[Start Dataset entries]

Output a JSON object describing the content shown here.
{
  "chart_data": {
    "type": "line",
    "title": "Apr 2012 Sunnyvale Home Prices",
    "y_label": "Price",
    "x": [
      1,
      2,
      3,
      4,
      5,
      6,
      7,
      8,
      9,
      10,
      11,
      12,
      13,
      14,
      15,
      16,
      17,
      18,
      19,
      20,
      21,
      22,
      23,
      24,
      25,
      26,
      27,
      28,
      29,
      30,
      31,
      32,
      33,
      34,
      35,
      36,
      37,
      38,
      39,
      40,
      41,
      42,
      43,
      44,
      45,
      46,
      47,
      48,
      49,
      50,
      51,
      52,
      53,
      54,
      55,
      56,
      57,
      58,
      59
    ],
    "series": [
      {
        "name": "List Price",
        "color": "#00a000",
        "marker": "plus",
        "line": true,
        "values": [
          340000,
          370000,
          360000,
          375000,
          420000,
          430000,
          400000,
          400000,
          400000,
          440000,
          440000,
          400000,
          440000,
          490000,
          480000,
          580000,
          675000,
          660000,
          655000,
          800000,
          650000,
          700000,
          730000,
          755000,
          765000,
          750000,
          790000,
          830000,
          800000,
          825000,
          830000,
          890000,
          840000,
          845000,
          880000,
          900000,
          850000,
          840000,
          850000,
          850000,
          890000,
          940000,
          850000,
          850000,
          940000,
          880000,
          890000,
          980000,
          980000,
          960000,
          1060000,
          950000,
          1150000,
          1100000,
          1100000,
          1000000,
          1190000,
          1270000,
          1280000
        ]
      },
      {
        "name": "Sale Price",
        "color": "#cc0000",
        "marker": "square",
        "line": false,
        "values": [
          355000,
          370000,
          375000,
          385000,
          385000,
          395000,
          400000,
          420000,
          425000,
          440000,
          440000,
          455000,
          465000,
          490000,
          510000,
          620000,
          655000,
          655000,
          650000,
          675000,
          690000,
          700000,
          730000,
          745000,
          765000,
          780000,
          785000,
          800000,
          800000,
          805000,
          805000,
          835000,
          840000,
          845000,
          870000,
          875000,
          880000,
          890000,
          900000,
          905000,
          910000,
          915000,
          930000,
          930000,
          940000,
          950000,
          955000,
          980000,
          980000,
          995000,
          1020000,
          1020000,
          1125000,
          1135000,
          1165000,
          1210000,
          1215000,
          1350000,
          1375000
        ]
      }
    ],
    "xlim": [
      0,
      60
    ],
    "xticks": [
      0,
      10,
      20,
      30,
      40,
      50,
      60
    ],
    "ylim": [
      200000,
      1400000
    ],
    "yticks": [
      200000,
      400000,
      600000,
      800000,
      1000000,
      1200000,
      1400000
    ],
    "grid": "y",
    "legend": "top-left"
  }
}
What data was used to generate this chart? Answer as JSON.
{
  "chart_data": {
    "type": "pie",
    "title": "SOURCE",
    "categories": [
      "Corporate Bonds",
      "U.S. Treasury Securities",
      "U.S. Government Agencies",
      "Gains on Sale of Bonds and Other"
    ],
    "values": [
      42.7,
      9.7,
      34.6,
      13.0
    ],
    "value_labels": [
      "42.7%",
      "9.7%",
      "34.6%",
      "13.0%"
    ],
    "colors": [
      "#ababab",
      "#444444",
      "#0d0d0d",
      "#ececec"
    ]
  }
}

[End Dataset entries]

* Exercise requirements
Print from the line containing "What data was" to the last line above, exactly as written.

* Task response
What data was used to generate this chart? Answer as JSON.
{
  "chart_data": {
    "type": "pie",
    "title": "SOURCE",
    "categories": [
      "Corporate Bonds",
      "U.S. Treasury Securities",
      "U.S. Government Agencies",
      "Gains on Sale of Bonds and Other"
    ],
    "values": [
      42.7,
      9.7,
      34.6,
      13.0
    ],
    "value_labels": [
      "42.7%",
      "9.7%",
      "34.6%",
      "13.0%"
    ],
    "colors": [
      "#ababab",
      "#444444",
      "#0d0d0d",
      "#ececec"
    ]
  }
}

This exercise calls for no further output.